> SET EXERCISE
Output the entries verbatim, including every line.

=======

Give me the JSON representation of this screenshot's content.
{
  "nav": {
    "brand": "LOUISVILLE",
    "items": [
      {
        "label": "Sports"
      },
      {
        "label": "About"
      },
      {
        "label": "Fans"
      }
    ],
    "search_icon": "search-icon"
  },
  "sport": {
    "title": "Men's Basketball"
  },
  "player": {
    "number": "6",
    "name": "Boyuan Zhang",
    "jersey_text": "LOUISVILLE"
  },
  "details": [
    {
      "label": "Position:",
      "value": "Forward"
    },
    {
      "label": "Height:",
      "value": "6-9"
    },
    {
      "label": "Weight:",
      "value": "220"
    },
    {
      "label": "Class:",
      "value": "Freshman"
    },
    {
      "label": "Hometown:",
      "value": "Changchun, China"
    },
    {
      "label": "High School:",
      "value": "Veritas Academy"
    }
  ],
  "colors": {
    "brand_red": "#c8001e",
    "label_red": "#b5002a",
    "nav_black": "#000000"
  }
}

=======

> THE SOLUTION
Give me the JSON representation of this screenshot's content.
{
  "nav": {
    "brand": "LOUISVILLE",
    "items": [
      {
        "label": "Sports"
      },
      {
        "label": "About"
      },
      {
        "label": "Fans"
      }
    ],
    "search_icon": "search-icon"
  },
  "sport": {
    "title": "Men's Basketball"
  },
  "player": {
    "number": "6",
    "name": "Boyuan Zhang",
    "jersey_text": "LOUISVILLE"
  },
  "details": [
    {
      "label": "Position:",
      "value": "Forward"
    },
    {
      "label": "Height:",
      "value": "6-9"
    },
    {
      "label": "Weight:",
      "value": "220"
    },
    {
      "label": "Class:",
      "value": "Freshman"
    },
    {
      "label": "Hometown:",
      "value": "Changchun, China"
    },
    {
      "label": "High School:",
      "value": "Veritas Academy"
    }
  ],
  "colors": {
    "brand_red": "#c8001e",
    "label_red": "#b5002a",
    "nav_black": "#000000"
  }
}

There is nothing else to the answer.